Given request:
Pick out the lines in the listing below that contain the word "JSON" and copy them.

* * * * * * * * *

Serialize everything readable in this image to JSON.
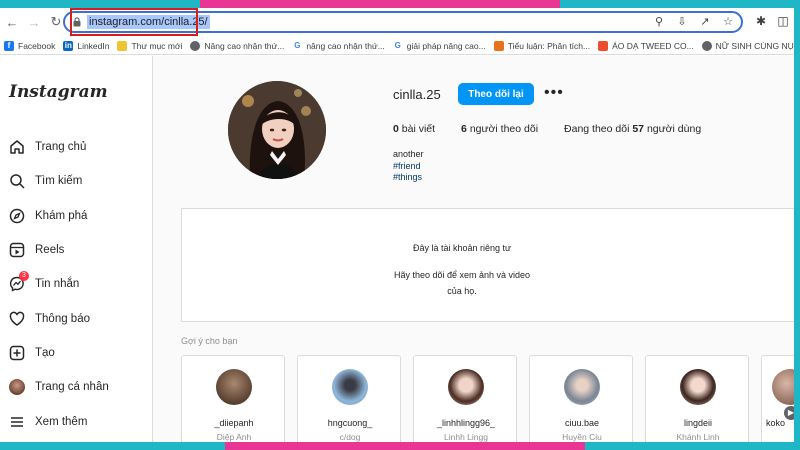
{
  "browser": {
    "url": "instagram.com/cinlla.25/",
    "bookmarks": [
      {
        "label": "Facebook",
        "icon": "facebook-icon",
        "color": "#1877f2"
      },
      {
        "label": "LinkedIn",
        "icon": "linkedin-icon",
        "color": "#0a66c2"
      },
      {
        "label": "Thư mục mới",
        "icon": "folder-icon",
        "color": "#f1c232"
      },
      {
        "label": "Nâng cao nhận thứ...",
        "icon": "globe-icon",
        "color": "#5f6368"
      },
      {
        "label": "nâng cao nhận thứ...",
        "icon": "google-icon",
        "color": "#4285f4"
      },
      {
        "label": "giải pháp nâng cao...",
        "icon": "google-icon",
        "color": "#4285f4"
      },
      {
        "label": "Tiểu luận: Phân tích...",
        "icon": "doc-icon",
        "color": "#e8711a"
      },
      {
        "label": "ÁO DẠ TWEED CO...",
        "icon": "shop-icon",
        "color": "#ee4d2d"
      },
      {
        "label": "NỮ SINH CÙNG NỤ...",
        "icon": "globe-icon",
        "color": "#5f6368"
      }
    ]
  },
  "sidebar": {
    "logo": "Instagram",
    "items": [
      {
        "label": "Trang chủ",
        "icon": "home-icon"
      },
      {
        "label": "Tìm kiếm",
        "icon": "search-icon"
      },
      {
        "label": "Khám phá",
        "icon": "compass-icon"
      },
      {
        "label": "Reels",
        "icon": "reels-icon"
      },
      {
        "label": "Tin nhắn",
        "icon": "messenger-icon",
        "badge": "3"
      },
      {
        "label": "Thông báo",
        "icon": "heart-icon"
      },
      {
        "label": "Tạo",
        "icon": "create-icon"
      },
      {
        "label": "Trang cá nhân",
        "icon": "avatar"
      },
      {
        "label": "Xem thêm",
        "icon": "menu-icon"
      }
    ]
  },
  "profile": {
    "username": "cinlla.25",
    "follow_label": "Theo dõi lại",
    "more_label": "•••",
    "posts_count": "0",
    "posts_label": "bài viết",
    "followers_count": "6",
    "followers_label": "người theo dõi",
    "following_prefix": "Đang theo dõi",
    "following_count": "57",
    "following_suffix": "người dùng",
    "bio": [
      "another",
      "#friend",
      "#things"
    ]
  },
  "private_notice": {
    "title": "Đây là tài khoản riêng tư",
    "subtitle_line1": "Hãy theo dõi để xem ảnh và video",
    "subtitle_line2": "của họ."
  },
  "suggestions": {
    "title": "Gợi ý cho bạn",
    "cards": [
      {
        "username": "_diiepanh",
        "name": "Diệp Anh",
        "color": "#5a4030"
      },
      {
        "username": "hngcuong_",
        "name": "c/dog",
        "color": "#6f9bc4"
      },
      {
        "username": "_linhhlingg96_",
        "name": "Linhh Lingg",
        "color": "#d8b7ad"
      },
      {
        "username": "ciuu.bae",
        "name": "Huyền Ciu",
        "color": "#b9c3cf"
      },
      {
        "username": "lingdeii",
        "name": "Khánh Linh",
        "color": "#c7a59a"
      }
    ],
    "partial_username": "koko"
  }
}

* * * * * * * * *

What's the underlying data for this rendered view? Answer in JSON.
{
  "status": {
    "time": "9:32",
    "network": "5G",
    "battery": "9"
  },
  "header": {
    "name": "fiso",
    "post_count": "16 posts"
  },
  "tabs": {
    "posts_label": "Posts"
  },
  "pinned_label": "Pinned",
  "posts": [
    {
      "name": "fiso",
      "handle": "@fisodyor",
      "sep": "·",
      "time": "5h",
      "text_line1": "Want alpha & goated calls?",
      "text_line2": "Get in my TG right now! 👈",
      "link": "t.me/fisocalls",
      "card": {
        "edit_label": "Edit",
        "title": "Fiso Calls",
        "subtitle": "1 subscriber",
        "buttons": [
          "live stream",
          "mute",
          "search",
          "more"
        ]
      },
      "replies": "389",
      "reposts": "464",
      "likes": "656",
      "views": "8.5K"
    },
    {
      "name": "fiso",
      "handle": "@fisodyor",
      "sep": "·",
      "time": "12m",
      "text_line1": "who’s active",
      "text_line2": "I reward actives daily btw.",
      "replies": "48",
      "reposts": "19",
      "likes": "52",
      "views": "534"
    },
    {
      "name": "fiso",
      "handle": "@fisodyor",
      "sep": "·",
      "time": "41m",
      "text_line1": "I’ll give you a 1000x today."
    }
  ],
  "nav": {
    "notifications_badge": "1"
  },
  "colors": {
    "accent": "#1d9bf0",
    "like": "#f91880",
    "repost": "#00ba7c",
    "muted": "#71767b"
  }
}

* * * * * * * * *

Result below:
Serialize everything readable in this image to JSON.
What's the underlying data for this rendered view? Answer in JSON.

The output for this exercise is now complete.